Aim: Transcribe the records below in full; pictures stay out of the copy.

Raw data:

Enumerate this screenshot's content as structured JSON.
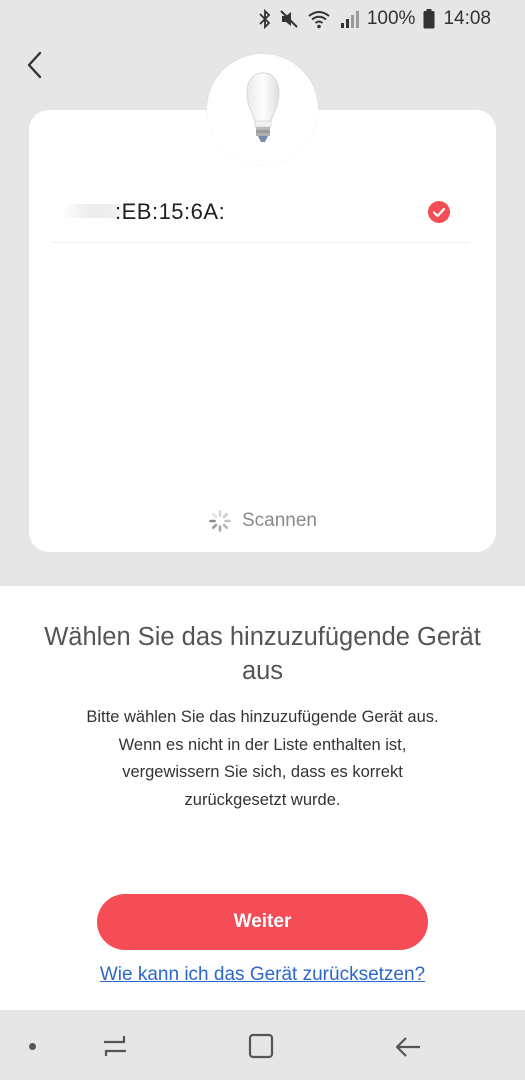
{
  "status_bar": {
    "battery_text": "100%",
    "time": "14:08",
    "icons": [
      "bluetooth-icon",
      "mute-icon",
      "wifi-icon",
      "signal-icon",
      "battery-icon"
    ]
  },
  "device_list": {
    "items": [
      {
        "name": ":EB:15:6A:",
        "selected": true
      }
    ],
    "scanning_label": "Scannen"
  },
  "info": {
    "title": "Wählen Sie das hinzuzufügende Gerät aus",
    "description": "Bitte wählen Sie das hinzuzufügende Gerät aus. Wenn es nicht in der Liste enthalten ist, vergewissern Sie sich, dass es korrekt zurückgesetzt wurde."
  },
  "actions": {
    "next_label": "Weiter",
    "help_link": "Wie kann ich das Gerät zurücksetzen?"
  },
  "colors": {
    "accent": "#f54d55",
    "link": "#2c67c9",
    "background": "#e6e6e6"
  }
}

Exercise response:
Enumerate this screenshot's content as structured JSON.
{
  "status_bar": {
    "battery_text": "100%",
    "time": "14:08",
    "icons": [
      "bluetooth-icon",
      "mute-icon",
      "wifi-icon",
      "signal-icon",
      "battery-icon"
    ]
  },
  "device_list": {
    "items": [
      {
        "name": ":EB:15:6A:",
        "selected": true
      }
    ],
    "scanning_label": "Scannen"
  },
  "info": {
    "title": "Wählen Sie das hinzuzufügende Gerät aus",
    "description": "Bitte wählen Sie das hinzuzufügende Gerät aus. Wenn es nicht in der Liste enthalten ist, vergewissern Sie sich, dass es korrekt zurückgesetzt wurde."
  },
  "actions": {
    "next_label": "Weiter",
    "help_link": "Wie kann ich das Gerät zurücksetzen?"
  },
  "colors": {
    "accent": "#f54d55",
    "link": "#2c67c9",
    "background": "#e6e6e6"
  }
}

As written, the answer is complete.